▶ PROBLEM TO SOLVE: It is required that all of the data be written out exactly.

>>

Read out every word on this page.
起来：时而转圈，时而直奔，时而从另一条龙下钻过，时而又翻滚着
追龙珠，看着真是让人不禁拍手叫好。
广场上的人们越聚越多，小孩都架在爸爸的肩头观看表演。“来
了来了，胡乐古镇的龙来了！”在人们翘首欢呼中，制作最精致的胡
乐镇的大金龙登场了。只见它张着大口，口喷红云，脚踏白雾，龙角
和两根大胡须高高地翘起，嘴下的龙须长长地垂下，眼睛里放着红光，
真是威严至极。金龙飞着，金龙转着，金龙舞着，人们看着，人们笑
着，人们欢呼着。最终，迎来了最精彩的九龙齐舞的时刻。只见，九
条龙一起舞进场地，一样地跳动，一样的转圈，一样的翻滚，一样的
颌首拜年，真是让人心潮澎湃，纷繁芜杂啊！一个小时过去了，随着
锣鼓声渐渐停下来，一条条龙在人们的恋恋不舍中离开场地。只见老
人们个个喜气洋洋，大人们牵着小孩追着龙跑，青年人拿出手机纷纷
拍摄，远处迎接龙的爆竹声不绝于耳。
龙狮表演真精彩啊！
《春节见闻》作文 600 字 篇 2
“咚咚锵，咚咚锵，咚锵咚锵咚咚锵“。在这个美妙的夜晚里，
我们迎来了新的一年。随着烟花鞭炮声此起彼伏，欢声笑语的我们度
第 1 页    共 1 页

<<

▶ OUTPUT:
Read out every word on this page.
起来：时而转圈，时而直奔，时而从另一条龙下钻过，时而又翻滚着
追龙珠，看着真是让人不禁拍手叫好。
广场上的人们越聚越多，小孩都架在爸爸的肩头观看表演。“来
了来了，胡乐古镇的龙来了！”在人们翘首欢呼中，制作最精致的胡
乐镇的大金龙登场了。只见它张着大口，口喷红云，脚踏白雾，龙角
和两根大胡须高高地翘起，嘴下的龙须长长地垂下，眼睛里放着红光，
真是威严至极。金龙飞着，金龙转着，金龙舞着，人们看着，人们笑
着，人们欢呼着。最终，迎来了最精彩的九龙齐舞的时刻。只见，九
条龙一起舞进场地，一样地跳动，一样的转圈，一样的翻滚，一样的
颌首拜年，真是让人心潮澎湃，纷繁芜杂啊！一个小时过去了，随着
锣鼓声渐渐停下来，一条条龙在人们的恋恋不舍中离开场地。只见老
人们个个喜气洋洋，大人们牵着小孩追着龙跑，青年人拿出手机纷纷
拍摄，远处迎接龙的爆竹声不绝于耳。
龙狮表演真精彩啊！
《春节见闻》作文 600 字 篇 2
“咚咚锵，咚咚锵，咚锵咚锵咚咚锵“。在这个美妙的夜晚里，
我们迎来了新的一年。随着烟花鞭炮声此起彼伏，欢声笑语的我们度
第 1 页    共 1 页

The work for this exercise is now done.